[start]

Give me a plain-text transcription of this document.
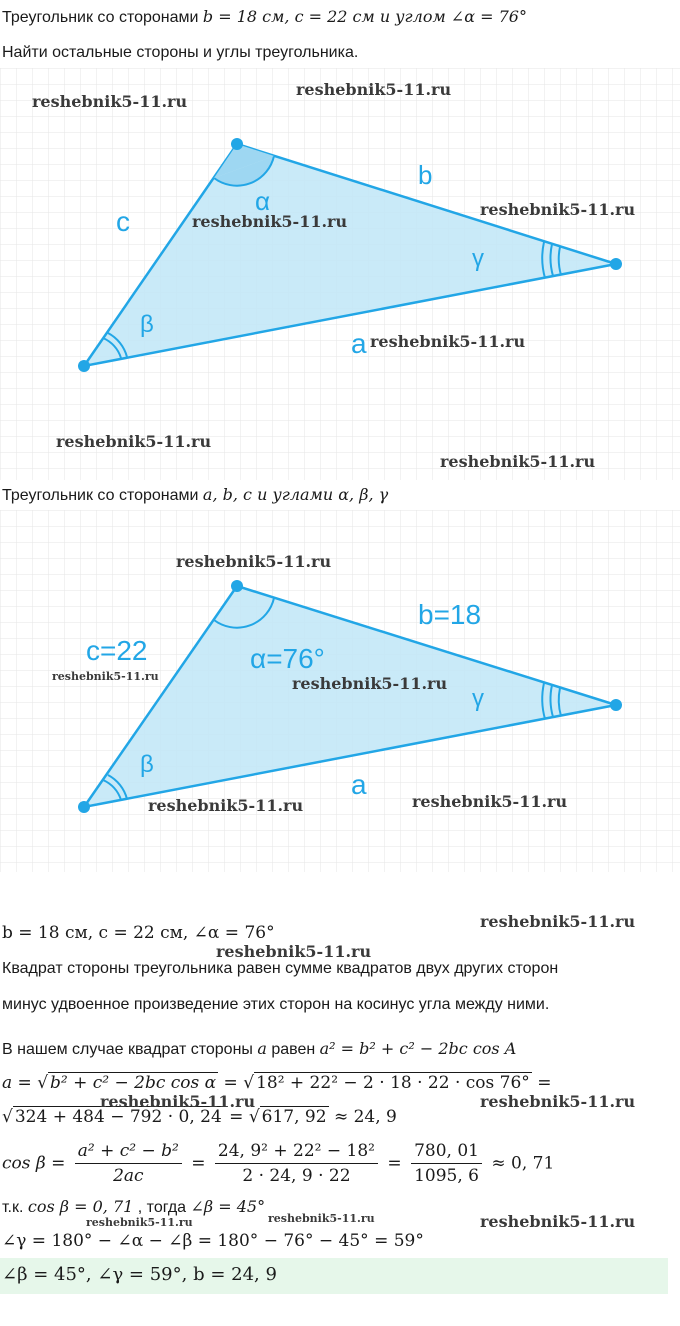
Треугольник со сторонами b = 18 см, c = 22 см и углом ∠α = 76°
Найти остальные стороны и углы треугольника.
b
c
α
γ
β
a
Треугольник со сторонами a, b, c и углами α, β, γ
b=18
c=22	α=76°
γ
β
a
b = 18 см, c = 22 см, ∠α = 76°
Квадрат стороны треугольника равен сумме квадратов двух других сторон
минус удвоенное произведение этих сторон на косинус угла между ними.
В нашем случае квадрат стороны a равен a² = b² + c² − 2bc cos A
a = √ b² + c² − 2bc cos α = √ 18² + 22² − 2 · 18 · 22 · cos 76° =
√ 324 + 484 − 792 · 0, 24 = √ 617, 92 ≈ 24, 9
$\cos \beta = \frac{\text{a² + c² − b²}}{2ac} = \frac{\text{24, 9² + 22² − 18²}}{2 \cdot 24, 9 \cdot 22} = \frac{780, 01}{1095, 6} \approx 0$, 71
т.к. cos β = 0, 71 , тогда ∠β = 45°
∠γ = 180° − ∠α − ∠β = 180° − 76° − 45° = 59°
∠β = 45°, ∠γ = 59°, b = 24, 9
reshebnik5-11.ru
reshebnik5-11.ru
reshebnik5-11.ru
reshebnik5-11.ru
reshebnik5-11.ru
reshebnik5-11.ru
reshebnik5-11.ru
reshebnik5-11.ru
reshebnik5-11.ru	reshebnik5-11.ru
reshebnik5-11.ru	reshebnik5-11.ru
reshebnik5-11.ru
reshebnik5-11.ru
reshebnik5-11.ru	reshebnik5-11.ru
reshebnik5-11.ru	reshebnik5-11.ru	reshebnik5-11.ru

[end]
[start]

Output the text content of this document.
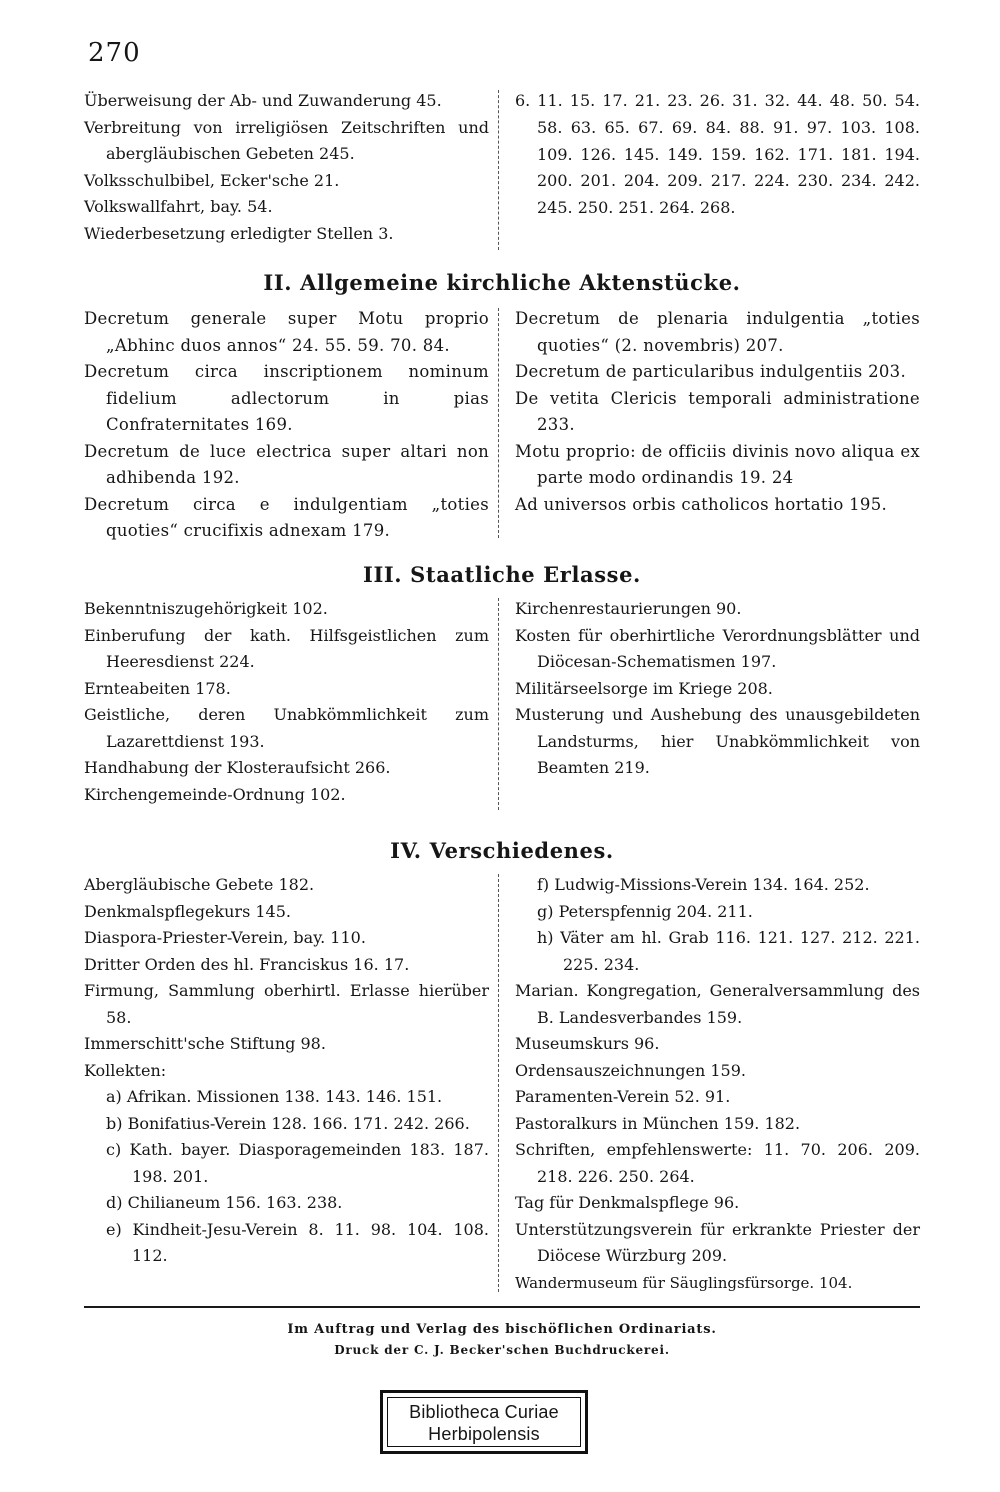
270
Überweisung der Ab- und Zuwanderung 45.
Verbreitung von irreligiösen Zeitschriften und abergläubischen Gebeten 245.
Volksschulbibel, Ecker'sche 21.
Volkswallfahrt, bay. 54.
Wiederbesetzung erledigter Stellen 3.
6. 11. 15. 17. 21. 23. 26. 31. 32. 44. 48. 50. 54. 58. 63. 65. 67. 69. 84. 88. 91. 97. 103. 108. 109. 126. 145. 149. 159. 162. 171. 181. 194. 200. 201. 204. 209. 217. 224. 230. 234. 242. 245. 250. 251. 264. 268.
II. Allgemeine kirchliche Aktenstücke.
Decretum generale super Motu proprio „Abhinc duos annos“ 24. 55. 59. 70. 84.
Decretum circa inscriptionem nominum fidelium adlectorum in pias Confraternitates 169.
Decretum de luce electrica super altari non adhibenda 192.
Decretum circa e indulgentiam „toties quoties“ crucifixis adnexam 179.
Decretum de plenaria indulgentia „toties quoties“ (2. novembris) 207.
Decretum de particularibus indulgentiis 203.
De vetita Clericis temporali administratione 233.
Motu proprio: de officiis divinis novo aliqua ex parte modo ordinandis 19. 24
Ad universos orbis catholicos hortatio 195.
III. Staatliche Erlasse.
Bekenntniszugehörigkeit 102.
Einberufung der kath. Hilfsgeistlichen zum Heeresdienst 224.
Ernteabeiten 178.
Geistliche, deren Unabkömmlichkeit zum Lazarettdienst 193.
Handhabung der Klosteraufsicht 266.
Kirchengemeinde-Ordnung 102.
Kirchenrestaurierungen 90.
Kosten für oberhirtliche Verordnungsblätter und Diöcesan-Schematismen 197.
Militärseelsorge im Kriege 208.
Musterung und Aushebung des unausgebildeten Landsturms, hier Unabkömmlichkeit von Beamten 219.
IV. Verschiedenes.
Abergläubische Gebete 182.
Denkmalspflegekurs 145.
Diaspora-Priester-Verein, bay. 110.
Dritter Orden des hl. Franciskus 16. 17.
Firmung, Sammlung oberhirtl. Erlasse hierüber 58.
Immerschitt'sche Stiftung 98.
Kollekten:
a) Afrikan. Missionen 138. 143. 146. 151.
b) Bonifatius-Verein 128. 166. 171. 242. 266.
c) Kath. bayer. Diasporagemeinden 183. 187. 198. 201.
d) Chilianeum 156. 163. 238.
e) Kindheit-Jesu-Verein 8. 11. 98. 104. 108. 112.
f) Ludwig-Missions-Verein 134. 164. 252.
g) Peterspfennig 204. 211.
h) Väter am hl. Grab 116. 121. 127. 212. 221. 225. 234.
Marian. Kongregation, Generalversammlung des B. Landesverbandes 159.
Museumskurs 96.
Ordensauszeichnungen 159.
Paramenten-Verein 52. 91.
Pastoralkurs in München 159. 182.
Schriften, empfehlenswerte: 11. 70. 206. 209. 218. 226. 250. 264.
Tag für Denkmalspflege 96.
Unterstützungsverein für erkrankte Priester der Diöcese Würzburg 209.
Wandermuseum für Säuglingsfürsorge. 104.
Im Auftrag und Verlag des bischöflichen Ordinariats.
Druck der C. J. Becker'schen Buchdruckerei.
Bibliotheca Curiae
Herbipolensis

[end]
[start]

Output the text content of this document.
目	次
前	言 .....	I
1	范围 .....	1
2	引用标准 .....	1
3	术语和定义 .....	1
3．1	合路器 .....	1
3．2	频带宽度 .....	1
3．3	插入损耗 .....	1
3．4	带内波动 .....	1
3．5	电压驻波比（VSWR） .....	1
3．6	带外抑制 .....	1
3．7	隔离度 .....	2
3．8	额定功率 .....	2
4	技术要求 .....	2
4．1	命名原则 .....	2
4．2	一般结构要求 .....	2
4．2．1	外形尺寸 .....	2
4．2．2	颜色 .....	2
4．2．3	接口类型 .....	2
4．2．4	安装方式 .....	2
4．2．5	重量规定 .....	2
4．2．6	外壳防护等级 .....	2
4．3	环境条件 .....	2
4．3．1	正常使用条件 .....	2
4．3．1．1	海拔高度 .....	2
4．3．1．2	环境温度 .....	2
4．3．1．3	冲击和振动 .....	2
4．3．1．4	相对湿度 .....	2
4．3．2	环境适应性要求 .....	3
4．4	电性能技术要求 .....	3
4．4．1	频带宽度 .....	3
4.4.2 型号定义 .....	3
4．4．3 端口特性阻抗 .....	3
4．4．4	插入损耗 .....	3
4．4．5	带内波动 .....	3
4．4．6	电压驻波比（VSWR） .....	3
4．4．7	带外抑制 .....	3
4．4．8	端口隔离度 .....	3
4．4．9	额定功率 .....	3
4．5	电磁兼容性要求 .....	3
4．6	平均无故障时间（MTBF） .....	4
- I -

[end]

Objective = Go through the lines above. Select every one that has the string "стороны".

Final answer =
Найти остальные стороны и углы треугольника.
Квадрат стороны треугольника равен сумме квадратов двух других сторон
В нашем случае квадрат стороны a равен a² = b² + c² − 2bc cos A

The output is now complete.